'''

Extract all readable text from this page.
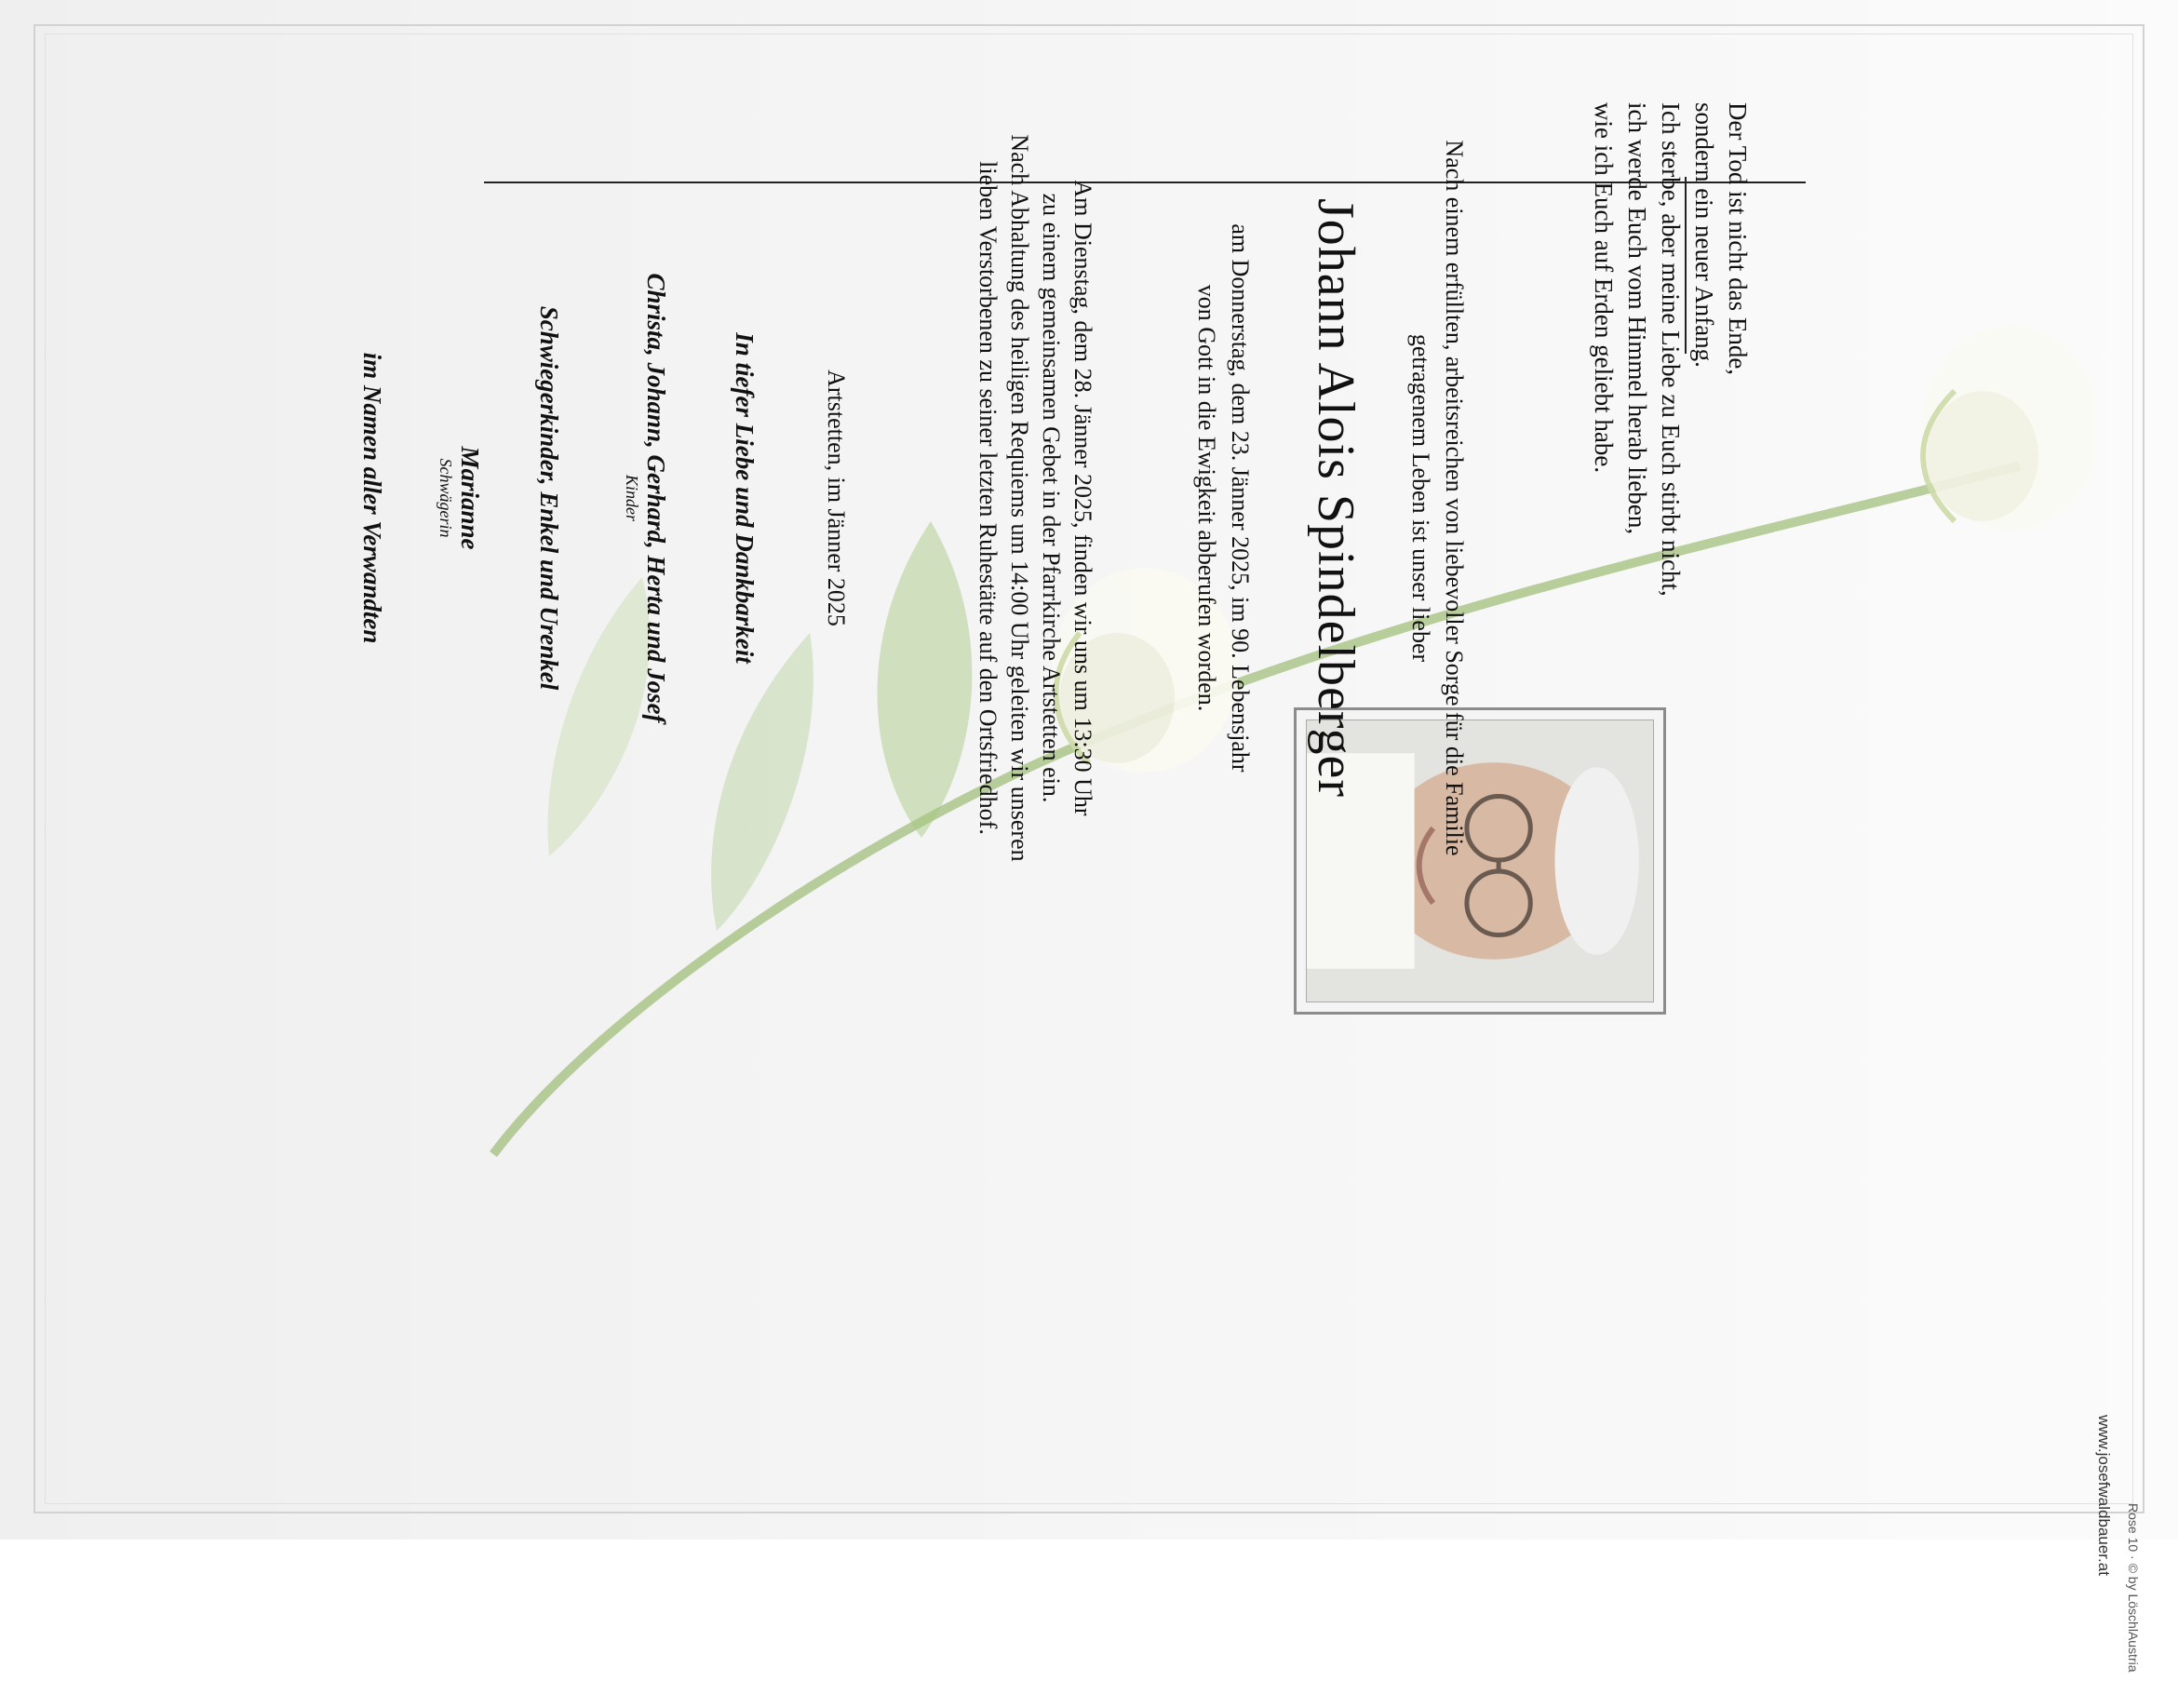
Der Tod ist nicht das Ende,
sondern ein neuer Anfang.
Ich sterbe, aber meine Liebe zu Euch stirbt nicht,
ich werde Euch vom Himmel herab lieben,
wie ich Euch auf Erden geliebt habe.
Nach einem erfüllten, arbeitsreichen von liebevoller Sorge für die Familie
getragenem Leben ist unser lieber
Johann Alois Spindelberger
am Donnerstag, dem 23. Jänner 2025, im 90. Lebensjahr
von Gott in die Ewigkeit abberufen worden.
Am Dienstag, dem 28. Jänner 2025, finden wir uns um 13:30 Uhr
zu einem gemeinsamen Gebet in der Pfarrkirche Artstetten ein.
Nach Abhaltung des heiligen Requiems um 14:00 Uhr geleiten wir unseren
lieben Verstorbenen zu seiner letzten Ruhestätte auf den Ortsfriedhof.
Artstetten, im Jänner 2025
In tiefer Liebe und Dankbarkeit
Christa, Johann, Gerhard, Herta und Josef
Kinder
Schwiegerkinder, Enkel und Urenkel
Marianne
Schwägerin
im Namen aller Verwandten
www.josefwaldbauer.at
Rose 10 · © by LöschlAustria
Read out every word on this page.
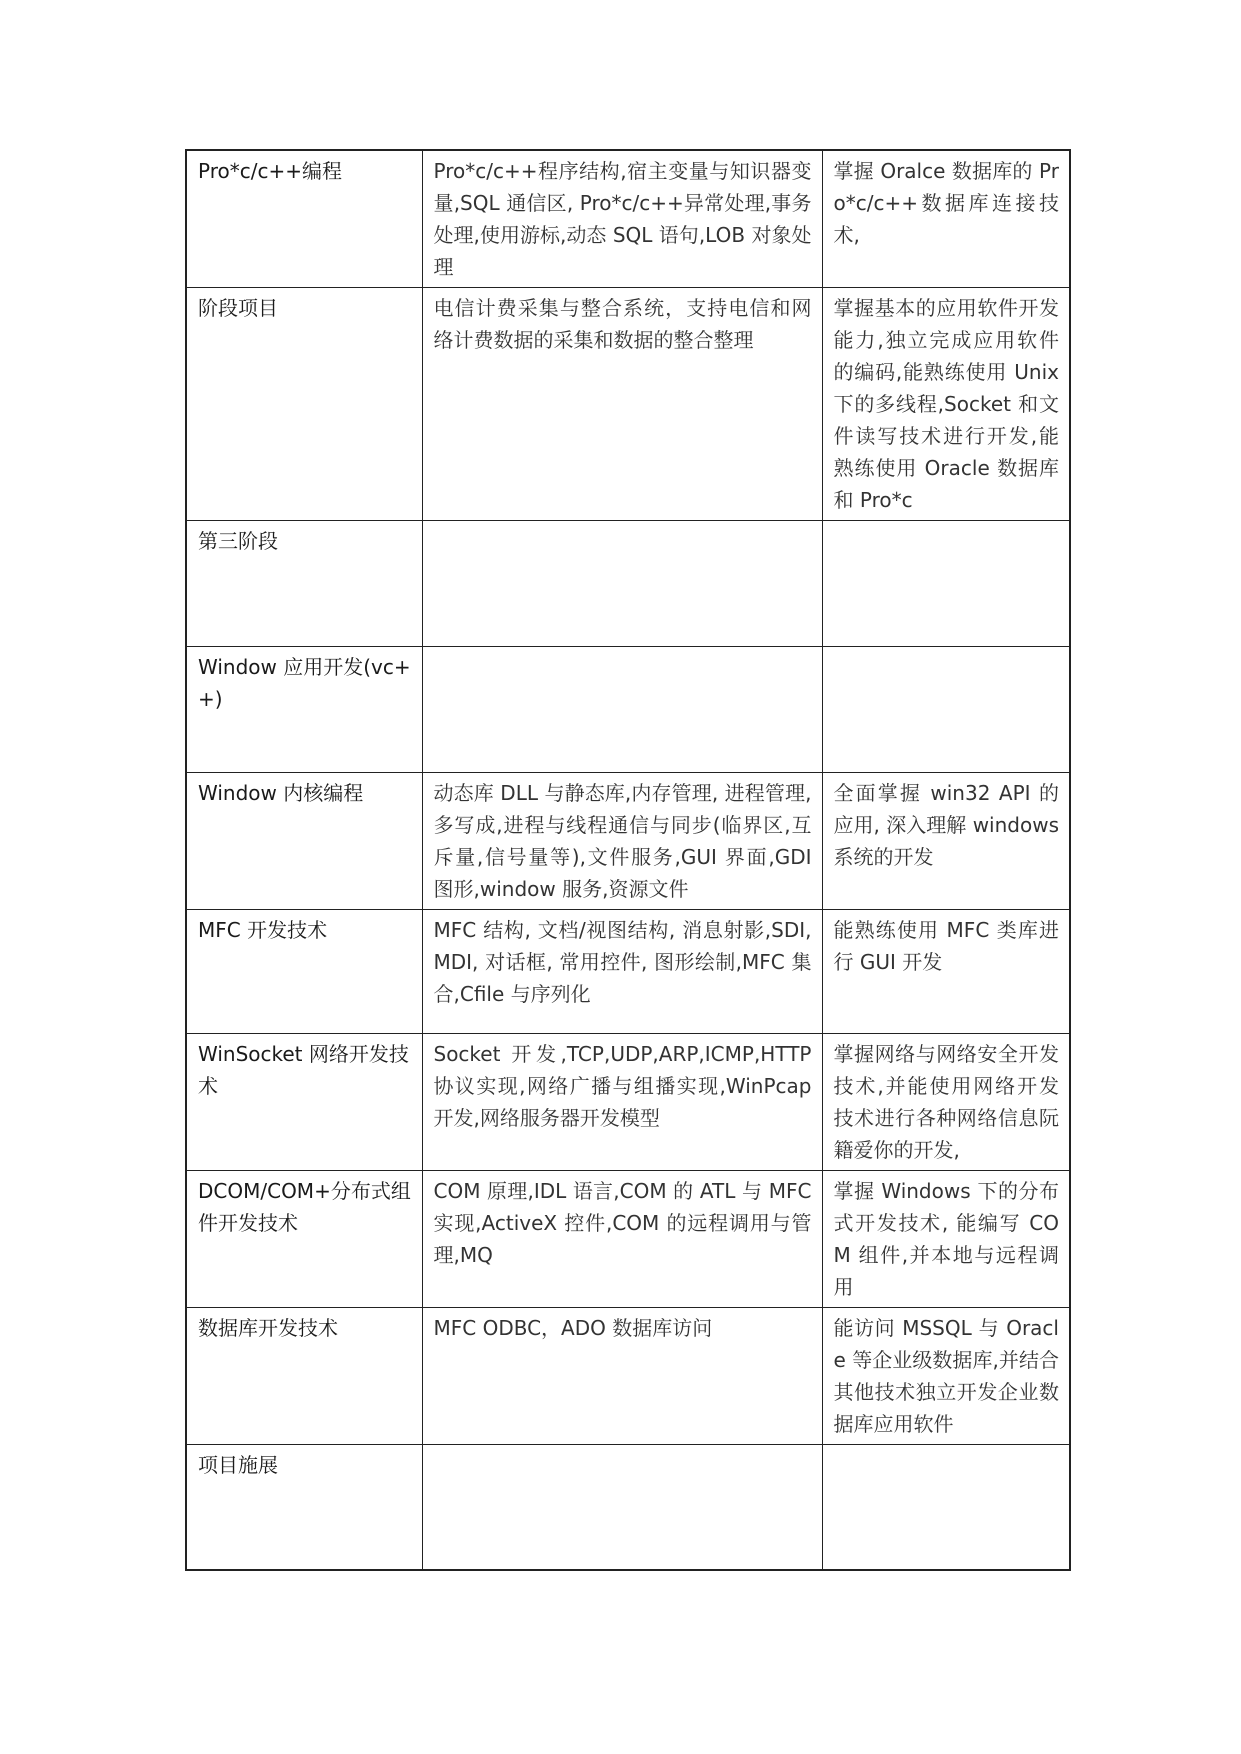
Pro*c/c++编程	Pro*c/c++程序结构,宿主变量与知识器变量,SQL 通信区, Pro*c/c++异常处理,事务处理,使用游标,动态 SQL 语句,LOB 对象处理	掌握 Oralce 数据库的 Pro*c/c++数据库连接技术,
阶段项目	电信计费采集与整合系统，支持电信和网络计费数据的采集和数据的整合整理	掌握基本的应用软件开发能力,独立完成应用软件的编码,能熟练使用 Unix 下的多线程,Socket 和文件读写技术进行开发,能熟练使用 Oracle 数据库和 Pro*c
第三阶段		
Window 应用开发(vc++)		
Window 内核编程	动态库 DLL 与静态库,内存管理, 进程管理,多写成,进程与线程通信与同步(临界区,互斥量,信号量等),文件服务,GUI 界面,GDI 图形,window 服务,资源文件	全面掌握 win32 API 的应用, 深入理解 windows 系统的开发
MFC 开发技术	MFC 结构, 文档/视图结构, 消息射影,SDI,MDI, 对话框, 常用控件, 图形绘制,MFC 集合,Cfile 与序列化	能熟练使用 MFC 类库进行 GUI 开发
WinSocket 网络开发技术	Socket 开发,TCP,UDP,ARP,ICMP,HTTP 协议实现,网络广播与组播实现,WinPcap 开发,网络服务器开发模型	掌握网络与网络安全开发技术,并能使用网络开发技术进行各种网络信息阮籍爱你的开发,
DCOM/COM+分布式组件开发技术	COM 原理,IDL 语言,COM 的 ATL 与 MFC 实现,ActiveX 控件,COM 的远程调用与管理,MQ	掌握 Windows 下的分布式开发技术, 能编写 COM 组件,并本地与远程调用
数据库开发技术	MFC ODBC，ADO 数据库访问	能访问 MSSQL 与 Oracle 等企业级数据库,并结合其他技术独立开发企业数据库应用软件
项目施展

'''

Instructions to follow
All of the entries above should be duplicated exactly, except for the pictures.

Response
Extract all readable text from this page.
Der Tod ist nicht das Ende,
sondern ein neuer Anfang.
Ich sterbe, aber meine Liebe zu Euch stirbt nicht,
ich werde Euch vom Himmel herab lieben,
wie ich Euch auf Erden geliebt habe.
Nach einem erfüllten, arbeitsreichen von liebevoller Sorge für die Familie
getragenem Leben ist unser lieber
Johann Alois Spindelberger
am Donnerstag, dem 23. Jänner 2025, im 90. Lebensjahr
von Gott in die Ewigkeit abberufen worden.
Am Dienstag, dem 28. Jänner 2025, finden wir uns um 13:30 Uhr
zu einem gemeinsamen Gebet in der Pfarrkirche Artstetten ein.
Nach Abhaltung des heiligen Requiems um 14:00 Uhr geleiten wir unseren
lieben Verstorbenen zu seiner letzten Ruhestätte auf den Ortsfriedhof.
Artstetten, im Jänner 2025
In tiefer Liebe und Dankbarkeit
Christa, Johann, Gerhard, Herta und Josef
Kinder
Schwiegerkinder, Enkel und Urenkel
Marianne
Schwägerin
im Namen aller Verwandten
www.josefwaldbauer.at
Rose 10 · © by LöschlAustria
Read out every word on this page.
Pro*c/c++编程	Pro*c/c++程序结构,宿主变量与知识器变量,SQL 通信区, Pro*c/c++异常处理,事务处理,使用游标,动态 SQL 语句,LOB 对象处理	掌握 Oralce 数据库的 Pro*c/c++数据库连接技术,
阶段项目	电信计费采集与整合系统，支持电信和网络计费数据的采集和数据的整合整理	掌握基本的应用软件开发能力,独立完成应用软件的编码,能熟练使用 Unix 下的多线程,Socket 和文件读写技术进行开发,能熟练使用 Oracle 数据库和 Pro*c
第三阶段		
Window 应用开发(vc++)		
Window 内核编程	动态库 DLL 与静态库,内存管理, 进程管理,多写成,进程与线程通信与同步(临界区,互斥量,信号量等),文件服务,GUI 界面,GDI 图形,window 服务,资源文件	全面掌握 win32 API 的应用, 深入理解 windows 系统的开发
MFC 开发技术	MFC 结构, 文档/视图结构, 消息射影,SDI,MDI, 对话框, 常用控件, 图形绘制,MFC 集合,Cfile 与序列化	能熟练使用 MFC 类库进行 GUI 开发
WinSocket 网络开发技术	Socket 开发,TCP,UDP,ARP,ICMP,HTTP 协议实现,网络广播与组播实现,WinPcap 开发,网络服务器开发模型	掌握网络与网络安全开发技术,并能使用网络开发技术进行各种网络信息阮籍爱你的开发,
DCOM/COM+分布式组件开发技术	COM 原理,IDL 语言,COM 的 ATL 与 MFC 实现,ActiveX 控件,COM 的远程调用与管理,MQ	掌握 Windows 下的分布式开发技术, 能编写 COM 组件,并本地与远程调用
数据库开发技术	MFC ODBC，ADO 数据库访问	能访问 MSSQL 与 Oracle 等企业级数据库,并结合其他技术独立开发企业数据库应用软件
项目施展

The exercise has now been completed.